**Direction**
Say how many lines of these entries include the word "Bogdanowska", and answer with the number alone.

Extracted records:
>>>
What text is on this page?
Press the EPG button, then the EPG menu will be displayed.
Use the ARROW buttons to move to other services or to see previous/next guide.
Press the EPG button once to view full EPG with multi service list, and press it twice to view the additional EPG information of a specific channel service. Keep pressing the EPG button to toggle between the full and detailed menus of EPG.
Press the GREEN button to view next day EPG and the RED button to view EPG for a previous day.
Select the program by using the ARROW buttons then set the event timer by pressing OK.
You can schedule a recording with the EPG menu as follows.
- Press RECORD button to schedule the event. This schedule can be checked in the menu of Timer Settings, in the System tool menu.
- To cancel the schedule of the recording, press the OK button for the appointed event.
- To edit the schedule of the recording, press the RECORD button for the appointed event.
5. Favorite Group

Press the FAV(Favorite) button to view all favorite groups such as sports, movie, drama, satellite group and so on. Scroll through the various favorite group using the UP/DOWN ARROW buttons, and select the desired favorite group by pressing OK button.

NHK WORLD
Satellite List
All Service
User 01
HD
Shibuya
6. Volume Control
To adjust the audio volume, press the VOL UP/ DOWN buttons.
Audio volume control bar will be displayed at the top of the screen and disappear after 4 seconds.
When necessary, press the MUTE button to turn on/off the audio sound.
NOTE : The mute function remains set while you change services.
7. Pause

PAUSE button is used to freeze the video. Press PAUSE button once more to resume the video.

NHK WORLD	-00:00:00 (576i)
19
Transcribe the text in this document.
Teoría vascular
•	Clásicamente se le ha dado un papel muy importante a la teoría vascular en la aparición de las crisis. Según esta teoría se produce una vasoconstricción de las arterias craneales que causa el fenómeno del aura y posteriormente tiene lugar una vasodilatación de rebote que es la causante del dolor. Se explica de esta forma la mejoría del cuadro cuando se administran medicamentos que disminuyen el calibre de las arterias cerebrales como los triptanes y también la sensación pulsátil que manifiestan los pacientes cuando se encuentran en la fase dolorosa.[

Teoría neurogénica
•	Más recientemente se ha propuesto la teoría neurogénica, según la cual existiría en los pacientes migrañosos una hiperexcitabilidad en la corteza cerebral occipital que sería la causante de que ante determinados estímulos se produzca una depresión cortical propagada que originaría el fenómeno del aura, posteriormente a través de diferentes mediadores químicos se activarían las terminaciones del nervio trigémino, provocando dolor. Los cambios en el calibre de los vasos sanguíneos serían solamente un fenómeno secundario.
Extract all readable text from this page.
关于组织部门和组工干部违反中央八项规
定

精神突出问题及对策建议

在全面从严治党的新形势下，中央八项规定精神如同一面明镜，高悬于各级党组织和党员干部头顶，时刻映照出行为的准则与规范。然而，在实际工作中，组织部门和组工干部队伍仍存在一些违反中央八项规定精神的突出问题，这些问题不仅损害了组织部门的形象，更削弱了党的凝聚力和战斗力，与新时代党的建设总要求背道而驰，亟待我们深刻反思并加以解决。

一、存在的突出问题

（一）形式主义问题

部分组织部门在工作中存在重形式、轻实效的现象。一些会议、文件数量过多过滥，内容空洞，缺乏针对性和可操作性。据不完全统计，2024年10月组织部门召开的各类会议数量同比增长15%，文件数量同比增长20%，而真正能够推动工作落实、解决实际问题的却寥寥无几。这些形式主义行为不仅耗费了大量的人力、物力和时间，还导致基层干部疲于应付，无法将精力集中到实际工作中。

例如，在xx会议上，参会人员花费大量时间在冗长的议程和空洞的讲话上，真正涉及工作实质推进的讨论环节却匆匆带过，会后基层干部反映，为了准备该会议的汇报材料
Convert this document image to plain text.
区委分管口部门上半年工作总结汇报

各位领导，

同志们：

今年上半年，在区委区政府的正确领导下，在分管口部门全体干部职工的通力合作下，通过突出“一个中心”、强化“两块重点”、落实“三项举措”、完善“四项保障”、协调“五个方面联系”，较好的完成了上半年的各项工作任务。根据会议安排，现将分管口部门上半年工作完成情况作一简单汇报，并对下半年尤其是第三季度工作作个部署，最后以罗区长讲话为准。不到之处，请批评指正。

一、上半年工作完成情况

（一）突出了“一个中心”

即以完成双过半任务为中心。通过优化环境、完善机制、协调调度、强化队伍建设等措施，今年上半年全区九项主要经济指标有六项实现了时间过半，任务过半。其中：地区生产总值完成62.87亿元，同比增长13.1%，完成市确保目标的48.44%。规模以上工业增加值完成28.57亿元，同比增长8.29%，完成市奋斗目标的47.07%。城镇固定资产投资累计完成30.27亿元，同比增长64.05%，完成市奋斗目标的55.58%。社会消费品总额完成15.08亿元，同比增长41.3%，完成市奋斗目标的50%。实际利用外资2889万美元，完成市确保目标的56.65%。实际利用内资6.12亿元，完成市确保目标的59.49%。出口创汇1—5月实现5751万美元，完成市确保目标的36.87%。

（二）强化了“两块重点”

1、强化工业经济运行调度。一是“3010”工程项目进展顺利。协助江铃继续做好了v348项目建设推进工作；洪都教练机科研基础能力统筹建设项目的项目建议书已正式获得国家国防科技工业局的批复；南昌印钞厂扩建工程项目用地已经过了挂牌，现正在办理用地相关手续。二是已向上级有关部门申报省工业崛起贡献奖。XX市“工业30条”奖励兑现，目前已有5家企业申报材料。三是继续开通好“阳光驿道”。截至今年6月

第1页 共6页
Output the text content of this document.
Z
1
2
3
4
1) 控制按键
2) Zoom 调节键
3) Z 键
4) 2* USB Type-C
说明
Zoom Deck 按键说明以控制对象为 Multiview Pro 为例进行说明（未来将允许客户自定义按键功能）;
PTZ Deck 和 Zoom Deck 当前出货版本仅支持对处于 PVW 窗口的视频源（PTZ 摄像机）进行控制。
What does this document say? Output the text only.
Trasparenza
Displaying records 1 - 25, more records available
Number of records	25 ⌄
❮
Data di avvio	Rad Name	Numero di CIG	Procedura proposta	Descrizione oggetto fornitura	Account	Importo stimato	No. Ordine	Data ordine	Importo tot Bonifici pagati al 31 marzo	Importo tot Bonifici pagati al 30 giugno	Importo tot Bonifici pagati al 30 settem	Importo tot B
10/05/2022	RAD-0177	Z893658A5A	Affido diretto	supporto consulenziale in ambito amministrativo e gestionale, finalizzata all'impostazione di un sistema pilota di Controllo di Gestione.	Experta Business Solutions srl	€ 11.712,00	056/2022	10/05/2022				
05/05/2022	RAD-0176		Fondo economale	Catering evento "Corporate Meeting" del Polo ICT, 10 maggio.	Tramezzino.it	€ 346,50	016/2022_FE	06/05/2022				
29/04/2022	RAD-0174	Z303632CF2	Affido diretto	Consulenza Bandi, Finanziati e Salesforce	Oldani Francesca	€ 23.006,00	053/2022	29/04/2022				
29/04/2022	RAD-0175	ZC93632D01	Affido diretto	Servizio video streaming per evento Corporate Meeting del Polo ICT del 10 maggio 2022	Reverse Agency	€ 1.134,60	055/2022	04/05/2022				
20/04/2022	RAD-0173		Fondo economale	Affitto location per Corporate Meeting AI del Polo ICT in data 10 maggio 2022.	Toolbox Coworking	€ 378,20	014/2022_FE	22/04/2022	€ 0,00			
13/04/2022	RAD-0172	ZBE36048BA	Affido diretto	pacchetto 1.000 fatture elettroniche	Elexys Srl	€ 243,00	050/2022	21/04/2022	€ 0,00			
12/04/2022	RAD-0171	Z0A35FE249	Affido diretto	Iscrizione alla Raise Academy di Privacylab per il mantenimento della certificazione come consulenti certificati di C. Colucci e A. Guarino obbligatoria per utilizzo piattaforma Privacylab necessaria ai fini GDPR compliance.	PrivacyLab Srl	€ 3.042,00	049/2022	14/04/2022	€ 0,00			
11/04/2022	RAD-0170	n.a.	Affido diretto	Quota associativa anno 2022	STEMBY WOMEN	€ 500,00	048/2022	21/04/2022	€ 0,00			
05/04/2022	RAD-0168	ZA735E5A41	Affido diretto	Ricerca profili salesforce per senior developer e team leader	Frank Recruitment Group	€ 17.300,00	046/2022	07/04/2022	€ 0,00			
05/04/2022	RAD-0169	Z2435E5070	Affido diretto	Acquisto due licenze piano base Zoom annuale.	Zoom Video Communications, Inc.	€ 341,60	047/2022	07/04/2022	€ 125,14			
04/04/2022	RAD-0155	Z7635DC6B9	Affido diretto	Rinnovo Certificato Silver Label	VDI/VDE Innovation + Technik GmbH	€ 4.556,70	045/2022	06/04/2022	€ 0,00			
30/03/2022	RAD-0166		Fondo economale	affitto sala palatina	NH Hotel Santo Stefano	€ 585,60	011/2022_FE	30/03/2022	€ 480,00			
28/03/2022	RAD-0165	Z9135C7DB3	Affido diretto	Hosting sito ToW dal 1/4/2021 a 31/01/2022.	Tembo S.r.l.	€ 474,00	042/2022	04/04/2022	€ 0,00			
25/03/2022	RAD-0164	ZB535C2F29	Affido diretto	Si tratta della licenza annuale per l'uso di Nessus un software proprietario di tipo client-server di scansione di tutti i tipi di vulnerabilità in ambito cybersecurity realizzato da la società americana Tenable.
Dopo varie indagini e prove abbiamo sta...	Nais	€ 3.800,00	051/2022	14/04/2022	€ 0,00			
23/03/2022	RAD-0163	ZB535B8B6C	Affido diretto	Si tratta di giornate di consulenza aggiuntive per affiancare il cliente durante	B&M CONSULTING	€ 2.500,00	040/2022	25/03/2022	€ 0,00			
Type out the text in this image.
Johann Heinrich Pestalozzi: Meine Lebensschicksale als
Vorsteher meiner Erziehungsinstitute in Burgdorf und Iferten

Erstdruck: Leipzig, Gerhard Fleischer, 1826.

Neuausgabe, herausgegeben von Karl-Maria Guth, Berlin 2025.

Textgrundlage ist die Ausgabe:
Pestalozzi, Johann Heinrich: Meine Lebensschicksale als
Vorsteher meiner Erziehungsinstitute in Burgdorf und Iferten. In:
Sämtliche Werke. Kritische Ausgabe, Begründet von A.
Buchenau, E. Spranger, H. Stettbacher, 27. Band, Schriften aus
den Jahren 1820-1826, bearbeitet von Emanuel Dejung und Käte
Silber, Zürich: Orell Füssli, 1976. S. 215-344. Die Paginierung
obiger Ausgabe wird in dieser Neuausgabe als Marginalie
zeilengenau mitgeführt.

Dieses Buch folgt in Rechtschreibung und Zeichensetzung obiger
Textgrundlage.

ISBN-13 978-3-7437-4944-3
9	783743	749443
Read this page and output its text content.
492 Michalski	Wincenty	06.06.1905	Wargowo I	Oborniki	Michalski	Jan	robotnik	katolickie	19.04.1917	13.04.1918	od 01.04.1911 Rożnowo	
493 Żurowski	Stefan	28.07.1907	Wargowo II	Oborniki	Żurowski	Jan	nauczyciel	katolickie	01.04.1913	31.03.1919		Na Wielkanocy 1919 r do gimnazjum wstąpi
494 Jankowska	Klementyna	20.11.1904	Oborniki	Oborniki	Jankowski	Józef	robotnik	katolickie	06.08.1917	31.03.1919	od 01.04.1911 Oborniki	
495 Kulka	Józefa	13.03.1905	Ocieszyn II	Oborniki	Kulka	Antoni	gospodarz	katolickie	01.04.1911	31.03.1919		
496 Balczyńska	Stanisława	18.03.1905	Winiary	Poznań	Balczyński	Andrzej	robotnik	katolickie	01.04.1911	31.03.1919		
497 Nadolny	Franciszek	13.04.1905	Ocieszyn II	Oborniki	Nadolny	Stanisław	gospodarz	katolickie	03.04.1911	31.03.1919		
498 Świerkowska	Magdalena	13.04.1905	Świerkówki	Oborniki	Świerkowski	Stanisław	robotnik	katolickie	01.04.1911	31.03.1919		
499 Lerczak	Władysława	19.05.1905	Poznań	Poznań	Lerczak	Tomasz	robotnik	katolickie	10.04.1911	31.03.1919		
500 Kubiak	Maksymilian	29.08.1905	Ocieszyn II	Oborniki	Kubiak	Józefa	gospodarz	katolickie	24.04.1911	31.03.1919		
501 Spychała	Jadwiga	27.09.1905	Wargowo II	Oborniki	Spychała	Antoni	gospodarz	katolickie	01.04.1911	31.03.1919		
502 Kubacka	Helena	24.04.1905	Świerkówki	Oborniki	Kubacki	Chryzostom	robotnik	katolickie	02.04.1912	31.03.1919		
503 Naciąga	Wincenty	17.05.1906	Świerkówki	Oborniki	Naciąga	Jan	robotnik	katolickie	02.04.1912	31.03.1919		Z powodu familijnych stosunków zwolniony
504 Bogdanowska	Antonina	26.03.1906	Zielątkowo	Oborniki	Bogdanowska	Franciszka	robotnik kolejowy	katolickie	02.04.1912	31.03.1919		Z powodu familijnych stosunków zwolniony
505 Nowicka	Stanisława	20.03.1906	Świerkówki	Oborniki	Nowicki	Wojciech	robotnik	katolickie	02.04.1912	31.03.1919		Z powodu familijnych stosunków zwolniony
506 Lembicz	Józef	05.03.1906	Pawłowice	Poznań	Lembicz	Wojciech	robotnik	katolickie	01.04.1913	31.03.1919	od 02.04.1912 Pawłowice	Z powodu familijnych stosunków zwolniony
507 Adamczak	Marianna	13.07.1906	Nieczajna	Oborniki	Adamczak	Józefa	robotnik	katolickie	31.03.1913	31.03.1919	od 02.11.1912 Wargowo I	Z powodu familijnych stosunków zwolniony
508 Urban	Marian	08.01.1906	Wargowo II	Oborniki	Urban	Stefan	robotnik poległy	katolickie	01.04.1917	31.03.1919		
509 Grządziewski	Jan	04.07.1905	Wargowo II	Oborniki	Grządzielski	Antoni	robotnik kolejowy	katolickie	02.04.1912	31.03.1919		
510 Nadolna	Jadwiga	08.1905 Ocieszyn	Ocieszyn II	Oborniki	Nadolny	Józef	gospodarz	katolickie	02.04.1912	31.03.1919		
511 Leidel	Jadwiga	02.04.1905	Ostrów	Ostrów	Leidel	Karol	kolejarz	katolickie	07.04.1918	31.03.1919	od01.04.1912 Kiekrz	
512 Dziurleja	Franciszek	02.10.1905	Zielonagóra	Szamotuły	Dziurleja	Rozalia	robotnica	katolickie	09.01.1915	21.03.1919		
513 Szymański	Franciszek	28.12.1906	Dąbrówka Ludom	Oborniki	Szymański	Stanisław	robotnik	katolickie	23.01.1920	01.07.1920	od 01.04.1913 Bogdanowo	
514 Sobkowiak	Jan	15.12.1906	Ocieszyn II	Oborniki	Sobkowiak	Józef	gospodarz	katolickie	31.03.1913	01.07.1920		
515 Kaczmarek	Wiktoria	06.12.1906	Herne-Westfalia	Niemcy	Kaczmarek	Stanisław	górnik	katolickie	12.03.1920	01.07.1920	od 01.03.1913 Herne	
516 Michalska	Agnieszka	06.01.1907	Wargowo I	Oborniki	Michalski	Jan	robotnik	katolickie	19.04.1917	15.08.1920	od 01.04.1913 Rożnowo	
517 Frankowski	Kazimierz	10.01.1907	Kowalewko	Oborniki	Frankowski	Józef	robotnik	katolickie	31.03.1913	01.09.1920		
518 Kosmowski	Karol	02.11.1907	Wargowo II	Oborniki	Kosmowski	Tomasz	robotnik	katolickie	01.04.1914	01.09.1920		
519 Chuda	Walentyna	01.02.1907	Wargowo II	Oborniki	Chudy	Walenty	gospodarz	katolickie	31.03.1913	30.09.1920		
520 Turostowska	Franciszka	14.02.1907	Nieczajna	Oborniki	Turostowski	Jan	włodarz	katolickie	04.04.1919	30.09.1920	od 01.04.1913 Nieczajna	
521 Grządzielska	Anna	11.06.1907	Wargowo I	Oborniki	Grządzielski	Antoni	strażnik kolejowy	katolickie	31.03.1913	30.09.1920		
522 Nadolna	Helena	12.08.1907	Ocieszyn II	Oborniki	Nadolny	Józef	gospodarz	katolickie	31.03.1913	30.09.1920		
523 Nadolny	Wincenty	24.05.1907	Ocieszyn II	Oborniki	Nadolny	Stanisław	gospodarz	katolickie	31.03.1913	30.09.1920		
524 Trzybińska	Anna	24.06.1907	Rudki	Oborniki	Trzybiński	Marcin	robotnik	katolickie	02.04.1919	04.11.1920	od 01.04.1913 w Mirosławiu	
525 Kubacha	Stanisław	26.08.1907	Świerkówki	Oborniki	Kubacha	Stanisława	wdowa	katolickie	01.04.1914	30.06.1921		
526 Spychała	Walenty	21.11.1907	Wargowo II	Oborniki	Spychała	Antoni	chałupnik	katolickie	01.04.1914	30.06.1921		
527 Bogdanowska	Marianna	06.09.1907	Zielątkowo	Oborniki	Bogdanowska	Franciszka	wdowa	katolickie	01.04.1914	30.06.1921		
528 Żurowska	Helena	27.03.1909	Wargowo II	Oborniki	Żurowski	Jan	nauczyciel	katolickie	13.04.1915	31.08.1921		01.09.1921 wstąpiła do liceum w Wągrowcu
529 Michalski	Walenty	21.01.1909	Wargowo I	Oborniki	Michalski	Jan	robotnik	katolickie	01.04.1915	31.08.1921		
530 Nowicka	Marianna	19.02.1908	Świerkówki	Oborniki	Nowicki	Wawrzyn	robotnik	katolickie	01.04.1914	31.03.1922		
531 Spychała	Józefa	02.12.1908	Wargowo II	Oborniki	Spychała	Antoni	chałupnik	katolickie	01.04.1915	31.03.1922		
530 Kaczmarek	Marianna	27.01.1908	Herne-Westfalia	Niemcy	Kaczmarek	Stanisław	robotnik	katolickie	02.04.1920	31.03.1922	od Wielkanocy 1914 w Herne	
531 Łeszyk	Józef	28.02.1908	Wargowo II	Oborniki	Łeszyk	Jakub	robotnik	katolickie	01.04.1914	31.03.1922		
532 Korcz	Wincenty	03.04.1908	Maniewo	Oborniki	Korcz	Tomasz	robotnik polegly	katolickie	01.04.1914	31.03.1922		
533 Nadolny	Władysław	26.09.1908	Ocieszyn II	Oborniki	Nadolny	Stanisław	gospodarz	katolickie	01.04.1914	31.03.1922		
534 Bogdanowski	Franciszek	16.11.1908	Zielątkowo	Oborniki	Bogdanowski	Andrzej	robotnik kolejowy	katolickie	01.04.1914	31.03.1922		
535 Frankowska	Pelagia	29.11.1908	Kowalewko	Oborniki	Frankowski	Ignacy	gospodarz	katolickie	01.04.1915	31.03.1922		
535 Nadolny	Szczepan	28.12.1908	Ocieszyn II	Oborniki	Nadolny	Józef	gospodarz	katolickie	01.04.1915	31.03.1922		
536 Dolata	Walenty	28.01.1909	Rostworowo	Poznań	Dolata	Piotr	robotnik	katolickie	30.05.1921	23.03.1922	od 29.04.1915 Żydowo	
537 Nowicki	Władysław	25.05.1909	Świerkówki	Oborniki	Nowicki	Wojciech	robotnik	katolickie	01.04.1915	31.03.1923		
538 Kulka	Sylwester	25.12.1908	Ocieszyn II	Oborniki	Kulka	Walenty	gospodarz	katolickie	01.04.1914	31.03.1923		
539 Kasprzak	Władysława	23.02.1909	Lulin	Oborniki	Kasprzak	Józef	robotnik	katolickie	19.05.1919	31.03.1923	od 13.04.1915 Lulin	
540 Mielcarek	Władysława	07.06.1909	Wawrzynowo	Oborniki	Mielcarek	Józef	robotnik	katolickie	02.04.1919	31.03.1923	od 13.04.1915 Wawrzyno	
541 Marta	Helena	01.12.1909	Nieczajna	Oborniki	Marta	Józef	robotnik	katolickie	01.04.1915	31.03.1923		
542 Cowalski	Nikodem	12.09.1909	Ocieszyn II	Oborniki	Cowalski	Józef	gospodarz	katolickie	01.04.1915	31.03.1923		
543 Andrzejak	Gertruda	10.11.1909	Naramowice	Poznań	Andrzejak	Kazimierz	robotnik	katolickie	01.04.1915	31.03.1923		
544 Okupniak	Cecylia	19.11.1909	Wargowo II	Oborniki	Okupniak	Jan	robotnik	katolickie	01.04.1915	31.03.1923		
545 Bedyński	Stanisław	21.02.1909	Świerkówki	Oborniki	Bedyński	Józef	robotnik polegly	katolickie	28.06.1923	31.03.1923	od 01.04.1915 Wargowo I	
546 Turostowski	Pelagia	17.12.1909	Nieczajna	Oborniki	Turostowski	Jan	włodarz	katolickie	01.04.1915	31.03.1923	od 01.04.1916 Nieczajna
<<<
**Response to the task**
2